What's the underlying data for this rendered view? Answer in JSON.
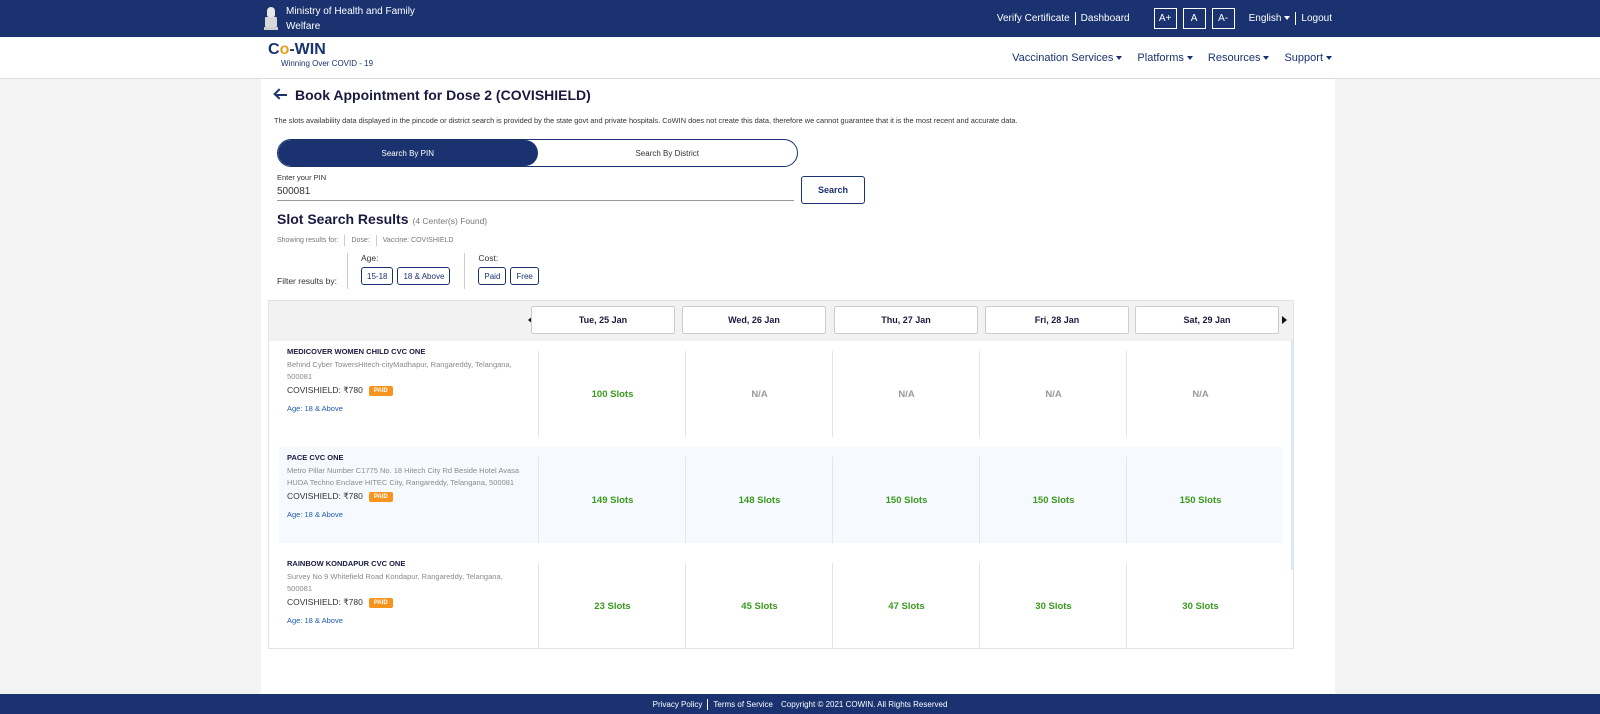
{
  "topbar": {
    "ministry": "Ministry of Health and Family Welfare",
    "links": [
      "Verify Certificate",
      "Dashboard"
    ],
    "font_sizes": [
      "A+",
      "A",
      "A-"
    ],
    "language": "English",
    "logout": "Logout"
  },
  "header": {
    "logo_pre": "C",
    "logo_plus": "o",
    "logo_post": "-WIN",
    "tagline": "Winning Over COVID - 19",
    "nav": [
      "Vaccination Services",
      "Platforms",
      "Resources",
      "Support"
    ]
  },
  "page": {
    "title": "Book Appointment for Dose 2 (COVISHIELD)",
    "disclaimer": "The slots availability data displayed in the pincode or district search is provided by the state govt and private hospitals. CoWIN does not create this data, therefore we cannot guarantee that it is the most recent and accurate data.",
    "toggle": [
      "Search By PIN",
      "Search By District"
    ],
    "pin_label": "Enter your PIN",
    "pin_value": "500081",
    "search_label": "Search",
    "results_title": "Slot Search Results",
    "results_count": "(4 Center(s) Found)",
    "showing": [
      "Showing results for:",
      "Dose:",
      "Vaccine: COVISHIELD"
    ],
    "filter_label": "Filter results by:",
    "age_label": "Age:",
    "age_options": [
      "15-18",
      "18 & Above"
    ],
    "cost_label": "Cost:",
    "cost_options": [
      "Paid",
      "Free"
    ]
  },
  "dates": [
    "Tue, 25 Jan",
    "Wed, 26 Jan",
    "Thu, 27 Jan",
    "Fri, 28 Jan",
    "Sat, 29 Jan"
  ],
  "centers": [
    {
      "name": "MEDICOVER WOMEN CHILD CVC ONE",
      "address": "Behind Cyber TowersHitech-cityMadhapur, Rangareddy, Telangana, 500081",
      "vaccine": "COVISHIELD: ₹780",
      "badge": "PAID",
      "age": "Age: 18 & Above",
      "slots": [
        "100 Slots",
        "N/A",
        "N/A",
        "N/A",
        "N/A"
      ]
    },
    {
      "name": "PACE CVC ONE",
      "address": "Metro Pillar Number C1775 No. 18 Hitech City Rd Beside Hotel Avasa HUDA Techno Enclave HITEC City, Rangareddy, Telangana, 500081",
      "vaccine": "COVISHIELD: ₹780",
      "badge": "PAID",
      "age": "Age: 18 & Above",
      "slots": [
        "149 Slots",
        "148 Slots",
        "150 Slots",
        "150 Slots",
        "150 Slots"
      ]
    },
    {
      "name": "RAINBOW KONDAPUR CVC ONE",
      "address": "Survey No 9 Whitefield Road Kondapur, Rangareddy, Telangana, 500081",
      "vaccine": "COVISHIELD: ₹780",
      "badge": "PAID",
      "age": "Age: 18 & Above",
      "slots": [
        "23 Slots",
        "45 Slots",
        "47 Slots",
        "30 Slots",
        "30 Slots"
      ]
    }
  ],
  "footer": {
    "links": [
      "Privacy Policy",
      "Terms of Service"
    ],
    "copyright": "Copyright © 2021 COWIN. All Rights Reserved"
  },
  "colors": {
    "primary": "#1a3270",
    "slots_available": "#3a9a1e",
    "paid_badge": "#f7941d"
  }
}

:::

• STATED TASK
Quote the records in full and exactly; skip any image.

• ANSWER FOR THIS EXERCISE
What's the underlying data for this rendered view? Answer in JSON.
{
  "topbar": {
    "ministry": "Ministry of Health and Family Welfare",
    "links": [
      "Verify Certificate",
      "Dashboard"
    ],
    "font_sizes": [
      "A+",
      "A",
      "A-"
    ],
    "language": "English",
    "logout": "Logout"
  },
  "header": {
    "logo_pre": "C",
    "logo_plus": "o",
    "logo_post": "-WIN",
    "tagline": "Winning Over COVID - 19",
    "nav": [
      "Vaccination Services",
      "Platforms",
      "Resources",
      "Support"
    ]
  },
  "page": {
    "title": "Book Appointment for Dose 2 (COVISHIELD)",
    "disclaimer": "The slots availability data displayed in the pincode or district search is provided by the state govt and private hospitals. CoWIN does not create this data, therefore we cannot guarantee that it is the most recent and accurate data.",
    "toggle": [
      "Search By PIN",
      "Search By District"
    ],
    "pin_label": "Enter your PIN",
    "pin_value": "500081",
    "search_label": "Search",
    "results_title": "Slot Search Results",
    "results_count": "(4 Center(s) Found)",
    "showing": [
      "Showing results for:",
      "Dose:",
      "Vaccine: COVISHIELD"
    ],
    "filter_label": "Filter results by:",
    "age_label": "Age:",
    "age_options": [
      "15-18",
      "18 & Above"
    ],
    "cost_label": "Cost:",
    "cost_options": [
      "Paid",
      "Free"
    ]
  },
  "dates": [
    "Tue, 25 Jan",
    "Wed, 26 Jan",
    "Thu, 27 Jan",
    "Fri, 28 Jan",
    "Sat, 29 Jan"
  ],
  "centers": [
    {
      "name": "MEDICOVER WOMEN CHILD CVC ONE",
      "address": "Behind Cyber TowersHitech-cityMadhapur, Rangareddy, Telangana, 500081",
      "vaccine": "COVISHIELD: ₹780",
      "badge": "PAID",
      "age": "Age: 18 & Above",
      "slots": [
        "100 Slots",
        "N/A",
        "N/A",
        "N/A",
        "N/A"
      ]
    },
    {
      "name": "PACE CVC ONE",
      "address": "Metro Pillar Number C1775 No. 18 Hitech City Rd Beside Hotel Avasa HUDA Techno Enclave HITEC City, Rangareddy, Telangana, 500081",
      "vaccine": "COVISHIELD: ₹780",
      "badge": "PAID",
      "age": "Age: 18 & Above",
      "slots": [
        "149 Slots",
        "148 Slots",
        "150 Slots",
        "150 Slots",
        "150 Slots"
      ]
    },
    {
      "name": "RAINBOW KONDAPUR CVC ONE",
      "address": "Survey No 9 Whitefield Road Kondapur, Rangareddy, Telangana, 500081",
      "vaccine": "COVISHIELD: ₹780",
      "badge": "PAID",
      "age": "Age: 18 & Above",
      "slots": [
        "23 Slots",
        "45 Slots",
        "47 Slots",
        "30 Slots",
        "30 Slots"
      ]
    }
  ],
  "footer": {
    "links": [
      "Privacy Policy",
      "Terms of Service"
    ],
    "copyright": "Copyright © 2021 COWIN. All Rights Reserved"
  },
  "colors": {
    "primary": "#1a3270",
    "slots_available": "#3a9a1e",
    "paid_badge": "#f7941d"
  }
}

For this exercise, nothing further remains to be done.